Start Raw data

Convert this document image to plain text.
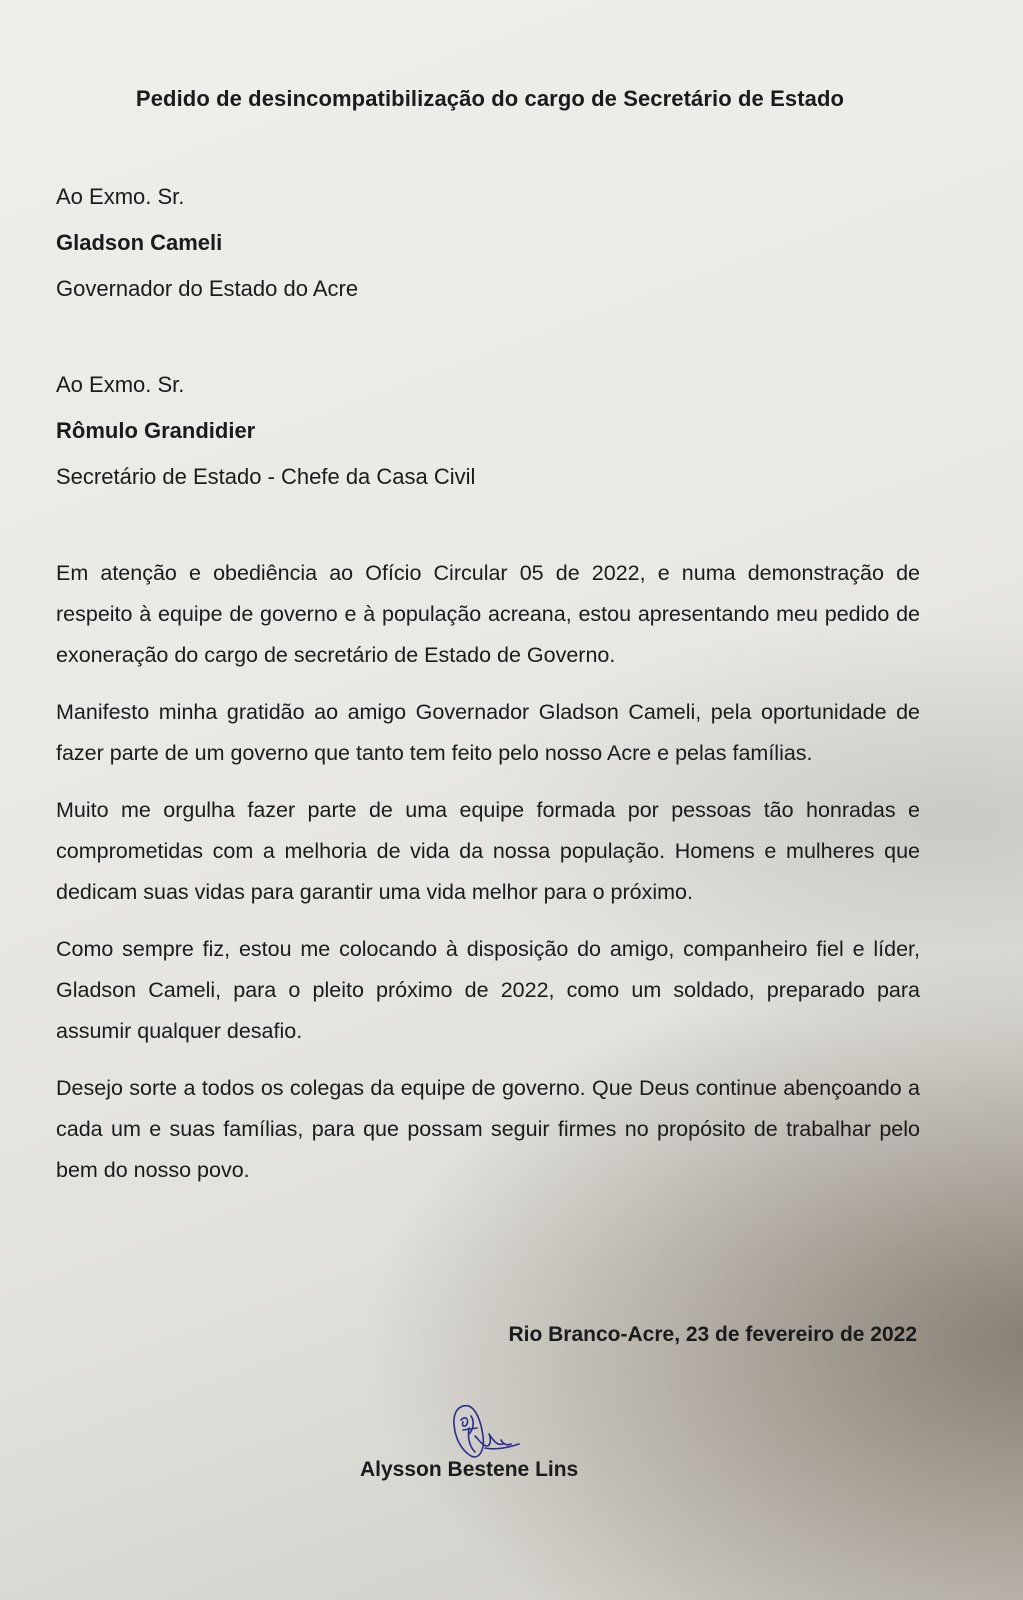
Pedido de desincompatibilização do cargo de Secretário de Estado
Ao Exmo. Sr.
Gladson Cameli
Governador do Estado do Acre
Ao Exmo. Sr.
Rômulo Grandidier
Secretário de Estado - Chefe da Casa Civil

Em atenção e obediência ao Ofício Circular 05 de 2022, e numa demonstração de respeito à equipe de governo e à população acreana, estou apresentando meu pedido de exoneração do cargo de secretário de Estado de Governo.

Manifesto minha gratidão ao amigo Governador Gladson Cameli, pela oportunidade de fazer parte de um governo que tanto tem feito pelo nosso Acre e pelas famílias.

Muito me orgulha fazer parte de uma equipe formada por pessoas tão honradas e comprometidas com a melhoria de vida da nossa população. Homens e mulheres que dedicam suas vidas para garantir uma vida melhor para o próximo.

Como sempre fiz, estou me colocando à disposição do amigo, companheiro fiel e líder, Gladson Cameli, para o pleito próximo de 2022, como um soldado, preparado para assumir qualquer desafio.

Desejo sorte a todos os colegas da equipe de governo. Que Deus continue abençoando a cada um e suas famílias, para que possam seguir firmes no propósito de trabalhar pelo bem do nosso povo.

Rio Branco-Acre, 23 de fevereiro de 2022
Alysson Bestene Lins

End Raw data

> [Given instruction]
Pick out each line containing "próximo" and report it.

> [Answer in full]
Muito me orgulha fazer parte de uma equipe formada por pessoas tão honradas e comprometidas com a melhoria de vida da nossa população. Homens e mulheres que dedicam suas vidas para garantir uma vida melhor para o próximo.
Como sempre fiz, estou me colocando à disposição do amigo, companheiro fiel e líder, Gladson Cameli, para o pleito próximo de 2022, como um soldado, preparado para assumir qualquer desafio.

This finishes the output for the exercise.